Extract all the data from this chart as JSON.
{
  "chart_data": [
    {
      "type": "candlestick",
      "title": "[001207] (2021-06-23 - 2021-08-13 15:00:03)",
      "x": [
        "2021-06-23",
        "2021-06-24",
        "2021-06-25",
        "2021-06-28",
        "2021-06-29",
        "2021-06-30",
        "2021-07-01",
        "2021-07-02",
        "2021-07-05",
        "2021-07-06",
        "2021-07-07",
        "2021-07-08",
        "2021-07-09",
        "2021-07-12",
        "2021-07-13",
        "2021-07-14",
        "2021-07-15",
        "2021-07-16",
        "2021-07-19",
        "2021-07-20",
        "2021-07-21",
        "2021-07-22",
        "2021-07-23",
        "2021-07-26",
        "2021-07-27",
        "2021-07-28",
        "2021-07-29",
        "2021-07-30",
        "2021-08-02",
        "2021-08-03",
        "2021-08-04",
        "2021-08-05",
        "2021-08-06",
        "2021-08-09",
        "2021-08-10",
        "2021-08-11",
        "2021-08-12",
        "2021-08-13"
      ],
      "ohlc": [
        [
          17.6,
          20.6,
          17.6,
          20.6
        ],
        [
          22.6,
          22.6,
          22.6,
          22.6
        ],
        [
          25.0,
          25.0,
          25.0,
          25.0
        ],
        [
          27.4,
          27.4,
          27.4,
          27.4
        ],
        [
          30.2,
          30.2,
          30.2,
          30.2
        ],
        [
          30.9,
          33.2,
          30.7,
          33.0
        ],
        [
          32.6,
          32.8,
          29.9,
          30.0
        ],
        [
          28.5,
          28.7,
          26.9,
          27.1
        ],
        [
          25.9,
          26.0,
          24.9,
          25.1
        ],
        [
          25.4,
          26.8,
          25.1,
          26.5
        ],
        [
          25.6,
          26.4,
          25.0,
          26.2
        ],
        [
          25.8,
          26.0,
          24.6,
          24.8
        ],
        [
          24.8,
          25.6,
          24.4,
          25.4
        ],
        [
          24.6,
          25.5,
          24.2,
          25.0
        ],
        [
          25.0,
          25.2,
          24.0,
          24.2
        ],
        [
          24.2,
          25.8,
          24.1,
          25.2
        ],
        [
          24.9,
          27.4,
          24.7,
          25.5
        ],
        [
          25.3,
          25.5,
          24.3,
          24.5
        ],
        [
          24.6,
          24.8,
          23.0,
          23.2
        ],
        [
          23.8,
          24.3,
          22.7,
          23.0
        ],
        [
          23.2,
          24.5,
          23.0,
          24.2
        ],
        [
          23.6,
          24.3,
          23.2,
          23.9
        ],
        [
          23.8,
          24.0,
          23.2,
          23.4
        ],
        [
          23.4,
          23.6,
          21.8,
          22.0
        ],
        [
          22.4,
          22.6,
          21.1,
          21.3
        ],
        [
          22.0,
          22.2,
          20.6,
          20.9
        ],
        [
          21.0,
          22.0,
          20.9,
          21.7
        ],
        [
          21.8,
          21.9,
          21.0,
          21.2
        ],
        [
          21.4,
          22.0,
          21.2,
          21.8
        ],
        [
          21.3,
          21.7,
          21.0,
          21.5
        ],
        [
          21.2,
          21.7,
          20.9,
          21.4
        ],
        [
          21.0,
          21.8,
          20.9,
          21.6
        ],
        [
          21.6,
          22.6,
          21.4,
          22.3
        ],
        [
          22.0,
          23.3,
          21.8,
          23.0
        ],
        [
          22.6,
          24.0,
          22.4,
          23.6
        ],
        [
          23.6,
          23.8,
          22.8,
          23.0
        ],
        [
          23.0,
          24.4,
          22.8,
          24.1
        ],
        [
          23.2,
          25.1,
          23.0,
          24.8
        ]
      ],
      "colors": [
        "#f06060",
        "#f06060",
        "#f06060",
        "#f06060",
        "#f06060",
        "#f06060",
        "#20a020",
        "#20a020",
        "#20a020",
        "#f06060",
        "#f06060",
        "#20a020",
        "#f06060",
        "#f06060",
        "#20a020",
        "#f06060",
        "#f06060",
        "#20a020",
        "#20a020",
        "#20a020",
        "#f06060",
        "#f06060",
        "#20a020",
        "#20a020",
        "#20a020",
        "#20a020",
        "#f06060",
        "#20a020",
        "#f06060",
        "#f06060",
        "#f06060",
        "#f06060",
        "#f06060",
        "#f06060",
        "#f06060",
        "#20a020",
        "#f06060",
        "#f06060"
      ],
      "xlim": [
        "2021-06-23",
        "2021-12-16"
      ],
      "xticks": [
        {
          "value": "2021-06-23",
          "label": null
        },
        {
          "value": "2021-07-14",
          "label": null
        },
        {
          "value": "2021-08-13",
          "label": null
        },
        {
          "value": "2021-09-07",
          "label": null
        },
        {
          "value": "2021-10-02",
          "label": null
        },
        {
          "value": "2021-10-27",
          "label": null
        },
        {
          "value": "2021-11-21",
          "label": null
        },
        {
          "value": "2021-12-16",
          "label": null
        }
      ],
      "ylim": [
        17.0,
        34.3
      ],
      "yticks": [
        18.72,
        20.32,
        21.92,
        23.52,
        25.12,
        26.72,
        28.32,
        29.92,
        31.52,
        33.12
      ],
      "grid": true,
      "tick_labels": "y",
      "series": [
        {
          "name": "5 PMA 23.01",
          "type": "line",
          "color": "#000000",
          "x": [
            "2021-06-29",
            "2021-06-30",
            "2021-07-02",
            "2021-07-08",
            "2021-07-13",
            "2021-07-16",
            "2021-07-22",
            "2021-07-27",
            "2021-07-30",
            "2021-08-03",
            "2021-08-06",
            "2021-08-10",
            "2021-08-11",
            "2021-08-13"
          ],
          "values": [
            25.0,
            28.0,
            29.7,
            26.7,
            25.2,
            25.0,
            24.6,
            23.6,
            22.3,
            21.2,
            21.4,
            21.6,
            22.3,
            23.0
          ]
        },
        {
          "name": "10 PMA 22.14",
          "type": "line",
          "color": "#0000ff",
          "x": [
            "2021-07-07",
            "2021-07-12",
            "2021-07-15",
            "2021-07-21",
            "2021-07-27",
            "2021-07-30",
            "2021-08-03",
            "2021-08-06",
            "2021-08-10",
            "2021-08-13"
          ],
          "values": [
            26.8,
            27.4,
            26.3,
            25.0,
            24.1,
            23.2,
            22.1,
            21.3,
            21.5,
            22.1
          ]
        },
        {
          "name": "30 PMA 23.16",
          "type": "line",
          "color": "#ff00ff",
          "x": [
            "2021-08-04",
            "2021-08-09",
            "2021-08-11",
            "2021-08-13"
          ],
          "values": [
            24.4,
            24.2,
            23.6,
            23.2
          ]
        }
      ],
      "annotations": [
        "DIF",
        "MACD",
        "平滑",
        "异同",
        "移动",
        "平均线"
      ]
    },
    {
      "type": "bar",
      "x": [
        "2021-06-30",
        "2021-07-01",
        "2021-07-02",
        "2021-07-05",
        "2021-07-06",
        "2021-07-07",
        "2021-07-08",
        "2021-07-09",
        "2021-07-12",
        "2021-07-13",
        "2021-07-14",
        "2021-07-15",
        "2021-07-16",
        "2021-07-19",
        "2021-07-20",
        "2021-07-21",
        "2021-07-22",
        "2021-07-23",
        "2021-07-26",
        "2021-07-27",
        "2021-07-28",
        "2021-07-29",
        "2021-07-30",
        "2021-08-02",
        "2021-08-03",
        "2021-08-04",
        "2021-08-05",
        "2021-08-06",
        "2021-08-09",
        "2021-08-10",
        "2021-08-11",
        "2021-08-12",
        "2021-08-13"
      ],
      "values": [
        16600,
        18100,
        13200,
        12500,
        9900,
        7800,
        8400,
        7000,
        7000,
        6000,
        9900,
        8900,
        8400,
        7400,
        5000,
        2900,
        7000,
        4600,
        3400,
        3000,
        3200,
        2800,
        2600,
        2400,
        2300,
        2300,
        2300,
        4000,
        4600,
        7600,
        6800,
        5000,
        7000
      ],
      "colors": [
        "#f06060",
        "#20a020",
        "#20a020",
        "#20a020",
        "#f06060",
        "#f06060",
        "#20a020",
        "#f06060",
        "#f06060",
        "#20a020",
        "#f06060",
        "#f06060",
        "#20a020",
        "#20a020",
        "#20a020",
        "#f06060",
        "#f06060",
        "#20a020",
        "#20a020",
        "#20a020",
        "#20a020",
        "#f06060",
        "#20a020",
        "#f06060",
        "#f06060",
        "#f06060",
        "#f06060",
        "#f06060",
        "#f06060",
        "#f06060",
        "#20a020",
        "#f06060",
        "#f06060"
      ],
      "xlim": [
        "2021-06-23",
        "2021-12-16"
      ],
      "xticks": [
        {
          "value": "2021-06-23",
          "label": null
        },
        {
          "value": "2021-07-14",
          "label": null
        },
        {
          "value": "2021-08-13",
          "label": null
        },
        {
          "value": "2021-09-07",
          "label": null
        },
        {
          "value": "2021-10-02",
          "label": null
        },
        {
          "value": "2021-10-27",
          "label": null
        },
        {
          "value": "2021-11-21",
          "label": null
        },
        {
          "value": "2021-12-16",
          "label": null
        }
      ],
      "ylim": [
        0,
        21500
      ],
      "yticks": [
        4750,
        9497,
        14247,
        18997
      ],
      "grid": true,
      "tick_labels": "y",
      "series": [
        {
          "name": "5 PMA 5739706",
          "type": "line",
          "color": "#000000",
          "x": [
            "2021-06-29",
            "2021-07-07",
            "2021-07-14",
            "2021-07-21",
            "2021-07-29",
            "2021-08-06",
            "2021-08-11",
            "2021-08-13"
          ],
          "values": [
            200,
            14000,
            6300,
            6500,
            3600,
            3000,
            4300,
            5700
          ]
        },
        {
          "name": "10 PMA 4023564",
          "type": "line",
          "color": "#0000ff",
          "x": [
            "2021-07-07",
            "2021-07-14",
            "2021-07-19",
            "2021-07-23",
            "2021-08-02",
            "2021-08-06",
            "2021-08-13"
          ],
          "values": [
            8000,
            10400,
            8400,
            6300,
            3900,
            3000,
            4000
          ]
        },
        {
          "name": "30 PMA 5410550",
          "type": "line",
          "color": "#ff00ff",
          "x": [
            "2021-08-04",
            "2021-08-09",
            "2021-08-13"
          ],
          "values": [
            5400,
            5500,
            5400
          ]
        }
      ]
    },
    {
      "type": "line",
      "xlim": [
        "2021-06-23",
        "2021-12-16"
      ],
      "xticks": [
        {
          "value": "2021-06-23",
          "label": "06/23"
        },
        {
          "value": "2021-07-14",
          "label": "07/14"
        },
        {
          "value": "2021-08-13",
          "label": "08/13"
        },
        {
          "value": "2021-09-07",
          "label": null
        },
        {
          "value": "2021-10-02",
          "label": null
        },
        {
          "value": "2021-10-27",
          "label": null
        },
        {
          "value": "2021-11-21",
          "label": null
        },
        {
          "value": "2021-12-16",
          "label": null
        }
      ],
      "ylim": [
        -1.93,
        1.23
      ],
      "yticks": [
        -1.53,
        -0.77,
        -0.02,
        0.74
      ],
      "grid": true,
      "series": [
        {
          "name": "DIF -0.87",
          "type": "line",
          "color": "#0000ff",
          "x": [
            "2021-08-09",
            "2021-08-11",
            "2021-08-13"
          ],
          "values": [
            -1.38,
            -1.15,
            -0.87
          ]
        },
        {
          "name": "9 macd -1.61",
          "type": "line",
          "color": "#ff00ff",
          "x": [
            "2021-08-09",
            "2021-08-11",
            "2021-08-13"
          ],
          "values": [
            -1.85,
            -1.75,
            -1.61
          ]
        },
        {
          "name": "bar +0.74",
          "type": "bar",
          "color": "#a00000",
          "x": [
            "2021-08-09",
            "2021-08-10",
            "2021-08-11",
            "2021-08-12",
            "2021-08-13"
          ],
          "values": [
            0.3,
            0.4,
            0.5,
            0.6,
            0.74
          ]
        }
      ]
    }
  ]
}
=-=-=
Some lines of the records may hold the word "name". How many do? Answer with a number and nothing else.

9